╭─ MATERIAL SHOWN

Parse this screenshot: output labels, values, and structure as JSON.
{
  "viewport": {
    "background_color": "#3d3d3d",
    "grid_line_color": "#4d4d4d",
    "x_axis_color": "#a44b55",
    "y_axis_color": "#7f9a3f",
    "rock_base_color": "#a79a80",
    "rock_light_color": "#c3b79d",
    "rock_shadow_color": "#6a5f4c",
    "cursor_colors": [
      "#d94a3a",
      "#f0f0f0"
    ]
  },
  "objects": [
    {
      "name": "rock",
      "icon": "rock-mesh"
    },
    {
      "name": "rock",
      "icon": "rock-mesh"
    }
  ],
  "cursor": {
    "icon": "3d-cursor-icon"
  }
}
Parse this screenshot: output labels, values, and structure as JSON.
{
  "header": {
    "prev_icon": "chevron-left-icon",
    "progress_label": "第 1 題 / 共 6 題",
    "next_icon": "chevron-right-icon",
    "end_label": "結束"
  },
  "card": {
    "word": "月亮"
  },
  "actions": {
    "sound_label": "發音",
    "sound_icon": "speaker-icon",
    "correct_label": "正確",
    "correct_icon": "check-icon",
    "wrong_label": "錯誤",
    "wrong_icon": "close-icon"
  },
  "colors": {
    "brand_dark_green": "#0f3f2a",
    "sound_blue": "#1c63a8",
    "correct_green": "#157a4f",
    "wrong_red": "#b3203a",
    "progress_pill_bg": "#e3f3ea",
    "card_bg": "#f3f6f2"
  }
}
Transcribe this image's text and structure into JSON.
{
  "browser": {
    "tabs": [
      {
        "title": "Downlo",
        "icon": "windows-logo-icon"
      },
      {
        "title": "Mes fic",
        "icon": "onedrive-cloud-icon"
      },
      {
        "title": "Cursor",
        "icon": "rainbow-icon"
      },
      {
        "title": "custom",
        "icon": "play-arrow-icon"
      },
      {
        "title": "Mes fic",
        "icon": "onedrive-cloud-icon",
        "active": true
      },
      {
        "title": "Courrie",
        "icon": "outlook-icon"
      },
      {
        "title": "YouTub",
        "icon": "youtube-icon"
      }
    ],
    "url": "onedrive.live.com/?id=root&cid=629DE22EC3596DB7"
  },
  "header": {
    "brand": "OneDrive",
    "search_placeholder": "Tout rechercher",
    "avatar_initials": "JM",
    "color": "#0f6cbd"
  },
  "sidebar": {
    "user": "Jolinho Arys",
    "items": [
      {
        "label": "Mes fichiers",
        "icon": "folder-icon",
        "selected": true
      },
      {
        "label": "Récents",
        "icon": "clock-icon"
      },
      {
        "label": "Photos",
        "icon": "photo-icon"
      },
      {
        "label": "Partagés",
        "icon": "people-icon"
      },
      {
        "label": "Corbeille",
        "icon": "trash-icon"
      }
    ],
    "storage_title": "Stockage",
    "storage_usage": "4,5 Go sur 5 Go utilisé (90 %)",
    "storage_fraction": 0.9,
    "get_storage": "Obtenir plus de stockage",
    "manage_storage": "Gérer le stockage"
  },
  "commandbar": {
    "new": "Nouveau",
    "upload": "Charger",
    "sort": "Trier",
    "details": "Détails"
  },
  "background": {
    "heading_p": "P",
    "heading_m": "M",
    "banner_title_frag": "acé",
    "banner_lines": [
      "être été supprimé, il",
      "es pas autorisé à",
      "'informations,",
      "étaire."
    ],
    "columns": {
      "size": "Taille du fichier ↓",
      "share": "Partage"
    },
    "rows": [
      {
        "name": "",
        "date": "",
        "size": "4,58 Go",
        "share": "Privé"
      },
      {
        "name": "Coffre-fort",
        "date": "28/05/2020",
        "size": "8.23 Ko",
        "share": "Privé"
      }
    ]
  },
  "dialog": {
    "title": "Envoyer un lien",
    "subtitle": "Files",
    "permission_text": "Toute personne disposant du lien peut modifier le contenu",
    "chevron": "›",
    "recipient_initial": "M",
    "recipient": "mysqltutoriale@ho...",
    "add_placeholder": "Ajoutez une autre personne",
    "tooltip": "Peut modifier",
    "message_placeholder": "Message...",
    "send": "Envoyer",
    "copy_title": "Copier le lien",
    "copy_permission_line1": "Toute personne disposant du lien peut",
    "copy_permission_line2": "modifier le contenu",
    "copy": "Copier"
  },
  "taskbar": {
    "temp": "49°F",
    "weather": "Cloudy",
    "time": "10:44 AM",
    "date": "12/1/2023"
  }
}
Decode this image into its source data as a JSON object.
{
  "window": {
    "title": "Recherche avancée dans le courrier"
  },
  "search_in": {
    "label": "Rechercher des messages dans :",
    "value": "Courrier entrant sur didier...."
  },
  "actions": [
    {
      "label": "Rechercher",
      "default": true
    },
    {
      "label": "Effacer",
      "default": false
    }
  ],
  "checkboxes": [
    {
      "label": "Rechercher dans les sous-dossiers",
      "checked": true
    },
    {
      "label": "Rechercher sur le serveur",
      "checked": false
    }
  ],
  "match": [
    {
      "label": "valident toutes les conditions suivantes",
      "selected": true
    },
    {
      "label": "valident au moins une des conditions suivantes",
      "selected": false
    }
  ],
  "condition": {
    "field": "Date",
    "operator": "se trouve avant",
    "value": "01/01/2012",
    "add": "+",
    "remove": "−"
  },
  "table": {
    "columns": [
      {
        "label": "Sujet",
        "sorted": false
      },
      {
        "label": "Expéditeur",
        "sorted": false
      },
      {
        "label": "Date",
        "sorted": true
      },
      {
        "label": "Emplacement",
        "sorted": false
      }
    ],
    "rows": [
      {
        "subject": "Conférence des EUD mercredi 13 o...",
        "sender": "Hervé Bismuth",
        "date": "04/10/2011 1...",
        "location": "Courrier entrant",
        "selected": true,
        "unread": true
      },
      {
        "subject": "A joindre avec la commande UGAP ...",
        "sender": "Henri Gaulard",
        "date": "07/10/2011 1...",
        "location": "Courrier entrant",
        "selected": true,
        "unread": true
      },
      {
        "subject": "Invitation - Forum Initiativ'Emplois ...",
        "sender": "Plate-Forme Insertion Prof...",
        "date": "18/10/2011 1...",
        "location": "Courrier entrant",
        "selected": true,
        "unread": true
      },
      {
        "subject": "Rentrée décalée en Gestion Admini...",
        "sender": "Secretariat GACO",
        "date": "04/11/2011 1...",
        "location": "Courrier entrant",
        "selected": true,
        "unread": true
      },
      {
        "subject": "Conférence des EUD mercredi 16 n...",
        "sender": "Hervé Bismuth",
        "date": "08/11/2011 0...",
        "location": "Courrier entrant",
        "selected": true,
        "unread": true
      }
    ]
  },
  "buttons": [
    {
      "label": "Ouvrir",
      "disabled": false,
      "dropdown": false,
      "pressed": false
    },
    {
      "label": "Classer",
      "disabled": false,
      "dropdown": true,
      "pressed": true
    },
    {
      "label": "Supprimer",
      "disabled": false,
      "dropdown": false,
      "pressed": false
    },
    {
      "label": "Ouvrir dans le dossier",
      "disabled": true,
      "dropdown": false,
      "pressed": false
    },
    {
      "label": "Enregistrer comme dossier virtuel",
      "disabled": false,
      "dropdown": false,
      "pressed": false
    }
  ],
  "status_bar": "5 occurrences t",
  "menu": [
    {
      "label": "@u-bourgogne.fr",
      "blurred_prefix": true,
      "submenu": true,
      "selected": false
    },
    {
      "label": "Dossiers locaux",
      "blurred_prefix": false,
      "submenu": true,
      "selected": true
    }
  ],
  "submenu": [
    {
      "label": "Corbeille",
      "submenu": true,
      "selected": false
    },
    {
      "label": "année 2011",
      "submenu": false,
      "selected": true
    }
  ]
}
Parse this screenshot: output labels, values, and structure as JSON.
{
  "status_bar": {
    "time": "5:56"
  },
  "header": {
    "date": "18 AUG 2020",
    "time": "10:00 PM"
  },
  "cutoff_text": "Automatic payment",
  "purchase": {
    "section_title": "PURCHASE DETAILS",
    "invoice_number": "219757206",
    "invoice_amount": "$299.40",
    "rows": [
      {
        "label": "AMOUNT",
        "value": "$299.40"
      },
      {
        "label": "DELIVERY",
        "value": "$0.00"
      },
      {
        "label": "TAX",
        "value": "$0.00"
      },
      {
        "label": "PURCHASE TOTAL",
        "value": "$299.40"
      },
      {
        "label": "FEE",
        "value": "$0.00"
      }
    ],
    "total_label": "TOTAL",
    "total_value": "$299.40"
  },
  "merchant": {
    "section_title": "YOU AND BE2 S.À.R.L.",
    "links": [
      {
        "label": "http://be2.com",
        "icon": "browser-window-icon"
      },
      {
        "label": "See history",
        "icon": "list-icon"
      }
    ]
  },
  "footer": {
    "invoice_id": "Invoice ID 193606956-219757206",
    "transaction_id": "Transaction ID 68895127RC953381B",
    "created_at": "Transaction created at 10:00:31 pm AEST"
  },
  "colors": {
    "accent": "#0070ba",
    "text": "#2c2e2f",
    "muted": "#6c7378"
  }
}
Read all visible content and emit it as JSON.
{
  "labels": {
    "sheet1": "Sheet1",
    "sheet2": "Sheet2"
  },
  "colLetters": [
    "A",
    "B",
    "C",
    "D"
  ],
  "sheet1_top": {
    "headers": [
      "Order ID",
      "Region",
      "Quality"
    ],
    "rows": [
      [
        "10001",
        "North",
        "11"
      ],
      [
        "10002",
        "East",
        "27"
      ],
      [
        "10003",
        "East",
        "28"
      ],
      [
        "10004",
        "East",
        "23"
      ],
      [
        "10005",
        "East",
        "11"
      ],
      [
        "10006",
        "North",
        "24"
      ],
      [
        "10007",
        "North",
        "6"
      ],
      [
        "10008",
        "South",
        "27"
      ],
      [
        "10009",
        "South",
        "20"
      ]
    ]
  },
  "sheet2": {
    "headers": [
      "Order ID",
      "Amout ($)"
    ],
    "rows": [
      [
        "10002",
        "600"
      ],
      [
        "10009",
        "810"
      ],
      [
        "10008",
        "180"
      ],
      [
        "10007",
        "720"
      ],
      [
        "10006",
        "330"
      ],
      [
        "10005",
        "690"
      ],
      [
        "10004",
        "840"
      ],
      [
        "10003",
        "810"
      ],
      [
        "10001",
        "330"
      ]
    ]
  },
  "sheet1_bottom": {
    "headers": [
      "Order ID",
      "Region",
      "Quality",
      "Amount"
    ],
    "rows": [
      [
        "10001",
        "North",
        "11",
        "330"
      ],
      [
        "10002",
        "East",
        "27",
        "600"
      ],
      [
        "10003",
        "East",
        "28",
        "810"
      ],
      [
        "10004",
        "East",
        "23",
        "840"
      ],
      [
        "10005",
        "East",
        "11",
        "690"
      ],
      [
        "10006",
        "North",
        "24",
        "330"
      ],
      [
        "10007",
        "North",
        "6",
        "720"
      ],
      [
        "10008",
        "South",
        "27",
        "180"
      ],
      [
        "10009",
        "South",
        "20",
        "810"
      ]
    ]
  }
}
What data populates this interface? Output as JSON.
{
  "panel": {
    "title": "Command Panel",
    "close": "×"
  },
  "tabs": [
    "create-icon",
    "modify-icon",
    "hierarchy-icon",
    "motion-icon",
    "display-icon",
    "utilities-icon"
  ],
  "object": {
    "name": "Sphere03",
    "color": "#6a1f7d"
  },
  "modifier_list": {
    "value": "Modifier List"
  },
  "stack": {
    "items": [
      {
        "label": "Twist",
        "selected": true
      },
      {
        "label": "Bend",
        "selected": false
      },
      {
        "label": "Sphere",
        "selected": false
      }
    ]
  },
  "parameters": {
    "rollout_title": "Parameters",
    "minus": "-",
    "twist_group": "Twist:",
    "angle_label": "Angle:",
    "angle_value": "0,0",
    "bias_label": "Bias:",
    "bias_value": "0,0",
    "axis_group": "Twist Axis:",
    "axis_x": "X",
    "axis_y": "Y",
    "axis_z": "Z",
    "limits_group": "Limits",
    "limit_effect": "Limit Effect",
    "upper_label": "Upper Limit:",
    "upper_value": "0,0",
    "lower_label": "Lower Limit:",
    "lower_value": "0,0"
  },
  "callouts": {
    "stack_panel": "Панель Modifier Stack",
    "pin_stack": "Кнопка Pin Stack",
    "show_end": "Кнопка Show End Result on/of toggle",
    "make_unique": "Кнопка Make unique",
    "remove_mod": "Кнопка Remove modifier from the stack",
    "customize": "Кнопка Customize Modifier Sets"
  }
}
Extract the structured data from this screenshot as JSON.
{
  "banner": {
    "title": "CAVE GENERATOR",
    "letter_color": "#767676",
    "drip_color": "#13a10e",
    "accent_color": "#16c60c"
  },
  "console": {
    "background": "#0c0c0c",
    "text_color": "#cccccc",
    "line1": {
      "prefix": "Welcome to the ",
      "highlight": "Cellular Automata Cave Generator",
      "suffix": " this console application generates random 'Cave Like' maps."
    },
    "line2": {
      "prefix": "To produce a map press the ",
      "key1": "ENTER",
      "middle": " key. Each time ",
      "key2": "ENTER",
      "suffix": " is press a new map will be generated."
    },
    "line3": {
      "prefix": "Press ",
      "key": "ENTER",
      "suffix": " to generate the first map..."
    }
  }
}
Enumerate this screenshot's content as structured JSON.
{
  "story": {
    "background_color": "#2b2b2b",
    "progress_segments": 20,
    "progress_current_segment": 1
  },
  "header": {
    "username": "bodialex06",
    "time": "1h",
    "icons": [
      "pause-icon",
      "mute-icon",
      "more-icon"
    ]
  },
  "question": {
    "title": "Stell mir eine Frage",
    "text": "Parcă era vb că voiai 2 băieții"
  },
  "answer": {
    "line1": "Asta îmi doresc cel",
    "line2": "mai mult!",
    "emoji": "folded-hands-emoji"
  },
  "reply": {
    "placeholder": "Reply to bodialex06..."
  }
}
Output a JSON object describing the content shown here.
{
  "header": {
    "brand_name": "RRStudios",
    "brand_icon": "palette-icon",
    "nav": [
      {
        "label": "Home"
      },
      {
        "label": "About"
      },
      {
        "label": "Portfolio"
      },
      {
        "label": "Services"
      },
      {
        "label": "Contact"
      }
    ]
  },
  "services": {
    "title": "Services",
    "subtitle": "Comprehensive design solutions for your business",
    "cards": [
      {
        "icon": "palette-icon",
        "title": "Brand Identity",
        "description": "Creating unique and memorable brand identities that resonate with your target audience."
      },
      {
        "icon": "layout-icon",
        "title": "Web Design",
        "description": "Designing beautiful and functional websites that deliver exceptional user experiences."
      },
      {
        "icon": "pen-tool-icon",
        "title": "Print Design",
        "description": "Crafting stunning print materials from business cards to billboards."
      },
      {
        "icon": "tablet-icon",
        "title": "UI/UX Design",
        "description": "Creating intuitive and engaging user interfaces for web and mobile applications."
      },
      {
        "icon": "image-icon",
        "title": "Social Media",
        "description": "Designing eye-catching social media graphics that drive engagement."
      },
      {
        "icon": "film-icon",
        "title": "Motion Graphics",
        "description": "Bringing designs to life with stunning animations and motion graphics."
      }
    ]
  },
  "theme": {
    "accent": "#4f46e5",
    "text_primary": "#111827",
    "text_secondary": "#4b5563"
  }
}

╰─

* WHAT YOU WILL DO *
Work out how many lines of the listing above include the word "content". Report only the number.

* SOLUTION FOR THIS TASK *
3